__INSTRUCTION__. The records that follow must be repeated verbatim, every one of them.

________________

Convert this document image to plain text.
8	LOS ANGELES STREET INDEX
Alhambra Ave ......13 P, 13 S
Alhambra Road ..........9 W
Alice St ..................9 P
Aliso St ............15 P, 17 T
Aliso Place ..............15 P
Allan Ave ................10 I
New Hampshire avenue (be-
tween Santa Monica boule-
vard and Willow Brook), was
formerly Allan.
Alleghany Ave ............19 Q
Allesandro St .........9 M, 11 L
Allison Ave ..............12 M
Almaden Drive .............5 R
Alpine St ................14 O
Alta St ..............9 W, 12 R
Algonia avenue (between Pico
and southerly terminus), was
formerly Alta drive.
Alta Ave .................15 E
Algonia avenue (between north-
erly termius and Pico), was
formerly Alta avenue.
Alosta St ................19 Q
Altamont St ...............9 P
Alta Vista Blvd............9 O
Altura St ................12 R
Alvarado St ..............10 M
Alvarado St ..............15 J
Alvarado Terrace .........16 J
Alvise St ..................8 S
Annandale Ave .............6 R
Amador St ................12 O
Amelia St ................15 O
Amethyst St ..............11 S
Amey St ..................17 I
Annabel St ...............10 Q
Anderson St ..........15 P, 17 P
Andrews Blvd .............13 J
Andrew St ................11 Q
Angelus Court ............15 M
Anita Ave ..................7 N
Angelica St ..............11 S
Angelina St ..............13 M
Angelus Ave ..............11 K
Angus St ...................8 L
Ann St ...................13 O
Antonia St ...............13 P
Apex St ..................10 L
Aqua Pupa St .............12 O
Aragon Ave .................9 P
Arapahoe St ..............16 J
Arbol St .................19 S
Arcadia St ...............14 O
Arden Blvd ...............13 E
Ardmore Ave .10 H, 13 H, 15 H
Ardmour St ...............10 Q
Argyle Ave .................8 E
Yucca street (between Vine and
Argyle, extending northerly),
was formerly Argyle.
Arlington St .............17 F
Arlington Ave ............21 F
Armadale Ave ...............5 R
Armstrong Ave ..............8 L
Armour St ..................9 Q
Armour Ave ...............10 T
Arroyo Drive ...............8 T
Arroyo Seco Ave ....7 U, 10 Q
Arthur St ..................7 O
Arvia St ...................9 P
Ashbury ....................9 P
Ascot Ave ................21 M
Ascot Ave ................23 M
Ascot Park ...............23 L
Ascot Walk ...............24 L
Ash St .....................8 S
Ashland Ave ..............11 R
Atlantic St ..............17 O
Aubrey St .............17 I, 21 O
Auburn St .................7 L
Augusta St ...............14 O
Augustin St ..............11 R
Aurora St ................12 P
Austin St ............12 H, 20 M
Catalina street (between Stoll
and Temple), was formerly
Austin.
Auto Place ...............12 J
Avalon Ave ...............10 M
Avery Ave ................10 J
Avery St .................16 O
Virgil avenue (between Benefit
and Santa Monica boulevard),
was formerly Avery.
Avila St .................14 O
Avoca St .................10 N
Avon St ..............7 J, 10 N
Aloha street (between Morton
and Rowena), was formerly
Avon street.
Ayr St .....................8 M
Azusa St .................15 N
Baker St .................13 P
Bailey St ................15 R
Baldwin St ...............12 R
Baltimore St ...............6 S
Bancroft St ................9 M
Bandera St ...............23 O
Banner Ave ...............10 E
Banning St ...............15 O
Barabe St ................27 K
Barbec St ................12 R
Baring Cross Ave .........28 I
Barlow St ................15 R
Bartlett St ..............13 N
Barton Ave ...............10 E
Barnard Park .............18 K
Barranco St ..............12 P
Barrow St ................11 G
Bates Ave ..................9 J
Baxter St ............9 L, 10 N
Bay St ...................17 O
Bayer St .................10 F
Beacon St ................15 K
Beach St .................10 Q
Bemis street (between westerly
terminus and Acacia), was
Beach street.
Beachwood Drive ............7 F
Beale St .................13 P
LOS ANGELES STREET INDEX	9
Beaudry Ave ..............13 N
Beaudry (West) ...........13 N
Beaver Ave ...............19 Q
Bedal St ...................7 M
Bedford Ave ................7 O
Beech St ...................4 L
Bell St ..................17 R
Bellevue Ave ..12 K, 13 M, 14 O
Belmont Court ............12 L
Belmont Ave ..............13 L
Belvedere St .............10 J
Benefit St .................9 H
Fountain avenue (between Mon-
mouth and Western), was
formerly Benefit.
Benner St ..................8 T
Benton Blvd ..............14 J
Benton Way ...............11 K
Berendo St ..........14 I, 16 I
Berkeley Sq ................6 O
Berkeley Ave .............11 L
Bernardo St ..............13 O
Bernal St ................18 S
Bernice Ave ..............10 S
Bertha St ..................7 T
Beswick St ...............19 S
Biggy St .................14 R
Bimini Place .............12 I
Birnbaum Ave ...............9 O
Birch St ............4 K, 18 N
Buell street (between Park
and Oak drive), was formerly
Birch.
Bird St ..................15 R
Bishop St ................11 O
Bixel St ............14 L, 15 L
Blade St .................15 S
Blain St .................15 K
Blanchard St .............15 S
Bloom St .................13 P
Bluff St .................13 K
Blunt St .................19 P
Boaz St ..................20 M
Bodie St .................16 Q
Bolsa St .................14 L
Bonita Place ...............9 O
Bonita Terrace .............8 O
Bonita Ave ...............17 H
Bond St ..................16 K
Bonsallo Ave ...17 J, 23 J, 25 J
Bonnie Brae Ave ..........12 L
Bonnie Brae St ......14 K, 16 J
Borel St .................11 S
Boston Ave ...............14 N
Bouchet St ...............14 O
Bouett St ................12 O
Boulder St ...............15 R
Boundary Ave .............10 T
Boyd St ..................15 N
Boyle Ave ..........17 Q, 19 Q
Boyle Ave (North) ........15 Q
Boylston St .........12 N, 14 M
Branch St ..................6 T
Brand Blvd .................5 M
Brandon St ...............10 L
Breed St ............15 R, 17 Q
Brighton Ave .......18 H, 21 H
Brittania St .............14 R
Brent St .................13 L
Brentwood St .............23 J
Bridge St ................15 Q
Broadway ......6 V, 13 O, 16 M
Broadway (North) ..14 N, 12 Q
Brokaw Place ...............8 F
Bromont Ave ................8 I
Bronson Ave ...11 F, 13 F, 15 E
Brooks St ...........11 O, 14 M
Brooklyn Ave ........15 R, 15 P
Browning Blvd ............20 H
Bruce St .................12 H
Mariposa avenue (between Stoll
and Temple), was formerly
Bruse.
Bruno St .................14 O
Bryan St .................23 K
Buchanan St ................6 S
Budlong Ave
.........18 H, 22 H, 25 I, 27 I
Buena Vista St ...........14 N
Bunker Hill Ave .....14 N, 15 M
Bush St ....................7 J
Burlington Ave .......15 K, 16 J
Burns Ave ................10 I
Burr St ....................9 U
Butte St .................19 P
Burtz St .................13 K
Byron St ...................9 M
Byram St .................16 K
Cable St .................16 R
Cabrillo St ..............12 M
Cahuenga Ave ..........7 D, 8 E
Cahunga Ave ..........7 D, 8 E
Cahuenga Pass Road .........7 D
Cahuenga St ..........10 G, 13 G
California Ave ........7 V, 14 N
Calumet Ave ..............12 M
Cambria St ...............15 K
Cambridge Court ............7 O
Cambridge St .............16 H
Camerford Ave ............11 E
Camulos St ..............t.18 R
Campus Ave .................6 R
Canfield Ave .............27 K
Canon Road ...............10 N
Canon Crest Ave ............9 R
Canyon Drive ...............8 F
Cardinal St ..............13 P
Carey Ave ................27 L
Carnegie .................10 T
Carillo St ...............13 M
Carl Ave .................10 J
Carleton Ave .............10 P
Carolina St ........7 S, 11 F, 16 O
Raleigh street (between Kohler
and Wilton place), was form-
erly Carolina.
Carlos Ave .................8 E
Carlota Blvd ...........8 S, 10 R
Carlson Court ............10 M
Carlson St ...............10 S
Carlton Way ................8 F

________________

__OUTPUT FOR THIS EXERCISE__.
Convert this document image to plain text.
8	LOS ANGELES STREET INDEX
Alhambra Ave ......13 P, 13 S
Alhambra Road ..........9 W
Alice St ..................9 P
Aliso St ............15 P, 17 T
Aliso Place ..............15 P
Allan Ave ................10 I
New Hampshire avenue (be-
tween Santa Monica boule-
vard and Willow Brook), was
formerly Allan.
Alleghany Ave ............19 Q
Allesandro St .........9 M, 11 L
Allison Ave ..............12 M
Almaden Drive .............5 R
Alpine St ................14 O
Alta St ..............9 W, 12 R
Algonia avenue (between Pico
and southerly terminus), was
formerly Alta drive.
Alta Ave .................15 E
Algonia avenue (between north-
erly termius and Pico), was
formerly Alta avenue.
Alosta St ................19 Q
Altamont St ...............9 P
Alta Vista Blvd............9 O
Altura St ................12 R
Alvarado St ..............10 M
Alvarado St ..............15 J
Alvarado Terrace .........16 J
Alvise St ..................8 S
Annandale Ave .............6 R
Amador St ................12 O
Amelia St ................15 O
Amethyst St ..............11 S
Amey St ..................17 I
Annabel St ...............10 Q
Anderson St ..........15 P, 17 P
Andrews Blvd .............13 J
Andrew St ................11 Q
Angelus Court ............15 M
Anita Ave ..................7 N
Angelica St ..............11 S
Angelina St ..............13 M
Angelus Ave ..............11 K
Angus St ...................8 L
Ann St ...................13 O
Antonia St ...............13 P
Apex St ..................10 L
Aqua Pupa St .............12 O
Aragon Ave .................9 P
Arapahoe St ..............16 J
Arbol St .................19 S
Arcadia St ...............14 O
Arden Blvd ...............13 E
Ardmore Ave .10 H, 13 H, 15 H
Ardmour St ...............10 Q
Argyle Ave .................8 E
Yucca street (between Vine and
Argyle, extending northerly),
was formerly Argyle.
Arlington St .............17 F
Arlington Ave ............21 F
Armadale Ave ...............5 R
Armstrong Ave ..............8 L
Armour St ..................9 Q
Armour Ave ...............10 T
Arroyo Drive ...............8 T
Arroyo Seco Ave ....7 U, 10 Q
Arthur St ..................7 O
Arvia St ...................9 P
Ashbury ....................9 P
Ascot Ave ................21 M
Ascot Ave ................23 M
Ascot Park ...............23 L
Ascot Walk ...............24 L
Ash St .....................8 S
Ashland Ave ..............11 R
Atlantic St ..............17 O
Aubrey St .............17 I, 21 O
Auburn St .................7 L
Augusta St ...............14 O
Augustin St ..............11 R
Aurora St ................12 P
Austin St ............12 H, 20 M
Catalina street (between Stoll
and Temple), was formerly
Austin.
Auto Place ...............12 J
Avalon Ave ...............10 M
Avery Ave ................10 J
Avery St .................16 O
Virgil avenue (between Benefit
and Santa Monica boulevard),
was formerly Avery.
Avila St .................14 O
Avoca St .................10 N
Avon St ..............7 J, 10 N
Aloha street (between Morton
and Rowena), was formerly
Avon street.
Ayr St .....................8 M
Azusa St .................15 N
Baker St .................13 P
Bailey St ................15 R
Baldwin St ...............12 R
Baltimore St ...............6 S
Bancroft St ................9 M
Bandera St ...............23 O
Banner Ave ...............10 E
Banning St ...............15 O
Barabe St ................27 K
Barbec St ................12 R
Baring Cross Ave .........28 I
Barlow St ................15 R
Bartlett St ..............13 N
Barton Ave ...............10 E
Barnard Park .............18 K
Barranco St ..............12 P
Barrow St ................11 G
Bates Ave ..................9 J
Baxter St ............9 L, 10 N
Bay St ...................17 O
Bayer St .................10 F
Beacon St ................15 K
Beach St .................10 Q
Bemis street (between westerly
terminus and Acacia), was
Beach street.
Beachwood Drive ............7 F
Beale St .................13 P
LOS ANGELES STREET INDEX	9
Beaudry Ave ..............13 N
Beaudry (West) ...........13 N
Beaver Ave ...............19 Q
Bedal St ...................7 M
Bedford Ave ................7 O
Beech St ...................4 L
Bell St ..................17 R
Bellevue Ave ..12 K, 13 M, 14 O
Belmont Court ............12 L
Belmont Ave ..............13 L
Belvedere St .............10 J
Benefit St .................9 H
Fountain avenue (between Mon-
mouth and Western), was
formerly Benefit.
Benner St ..................8 T
Benton Blvd ..............14 J
Benton Way ...............11 K
Berendo St ..........14 I, 16 I
Berkeley Sq ................6 O
Berkeley Ave .............11 L
Bernardo St ..............13 O
Bernal St ................18 S
Bernice Ave ..............10 S
Bertha St ..................7 T
Beswick St ...............19 S
Biggy St .................14 R
Bimini Place .............12 I
Birnbaum Ave ...............9 O
Birch St ............4 K, 18 N
Buell street (between Park
and Oak drive), was formerly
Birch.
Bird St ..................15 R
Bishop St ................11 O
Bixel St ............14 L, 15 L
Blade St .................15 S
Blain St .................15 K
Blanchard St .............15 S
Bloom St .................13 P
Bluff St .................13 K
Blunt St .................19 P
Boaz St ..................20 M
Bodie St .................16 Q
Bolsa St .................14 L
Bonita Place ...............9 O
Bonita Terrace .............8 O
Bonita Ave ...............17 H
Bond St ..................16 K
Bonsallo Ave ...17 J, 23 J, 25 J
Bonnie Brae Ave ..........12 L
Bonnie Brae St ......14 K, 16 J
Borel St .................11 S
Boston Ave ...............14 N
Bouchet St ...............14 O
Bouett St ................12 O
Boulder St ...............15 R
Boundary Ave .............10 T
Boyd St ..................15 N
Boyle Ave ..........17 Q, 19 Q
Boyle Ave (North) ........15 Q
Boylston St .........12 N, 14 M
Branch St ..................6 T
Brand Blvd .................5 M
Brandon St ...............10 L
Breed St ............15 R, 17 Q
Brighton Ave .......18 H, 21 H
Brittania St .............14 R
Brent St .................13 L
Brentwood St .............23 J
Bridge St ................15 Q
Broadway ......6 V, 13 O, 16 M
Broadway (North) ..14 N, 12 Q
Brokaw Place ...............8 F
Bromont Ave ................8 I
Bronson Ave ...11 F, 13 F, 15 E
Brooks St ...........11 O, 14 M
Brooklyn Ave ........15 R, 15 P
Browning Blvd ............20 H
Bruce St .................12 H
Mariposa avenue (between Stoll
and Temple), was formerly
Bruse.
Bruno St .................14 O
Bryan St .................23 K
Buchanan St ................6 S
Budlong Ave
.........18 H, 22 H, 25 I, 27 I
Buena Vista St ...........14 N
Bunker Hill Ave .....14 N, 15 M
Bush St ....................7 J
Burlington Ave .......15 K, 16 J
Burns Ave ................10 I
Burr St ....................9 U
Butte St .................19 P
Burtz St .................13 K
Byron St ...................9 M
Byram St .................16 K
Cable St .................16 R
Cabrillo St ..............12 M
Cahuenga Ave ..........7 D, 8 E
Cahunga Ave ..........7 D, 8 E
Cahuenga Pass Road .........7 D
Cahuenga St ..........10 G, 13 G
California Ave ........7 V, 14 N
Calumet Ave ..............12 M
Cambria St ...............15 K
Cambridge Court ............7 O
Cambridge St .............16 H
Camerford Ave ............11 E
Camulos St ..............t.18 R
Campus Ave .................6 R
Canfield Ave .............27 K
Canon Road ...............10 N
Canon Crest Ave ............9 R
Canyon Drive ...............8 F
Cardinal St ..............13 P
Carey Ave ................27 L
Carnegie .................10 T
Carillo St ...............13 M
Carl Ave .................10 J
Carleton Ave .............10 P
Carolina St ........7 S, 11 F, 16 O
Raleigh street (between Kohler
and Wilton place), was form-
erly Carolina.
Carlos Ave .................8 E
Carlota Blvd ...........8 S, 10 R
Carlson Court ............10 M
Carlson St ...............10 S
Carlton Way ................8 F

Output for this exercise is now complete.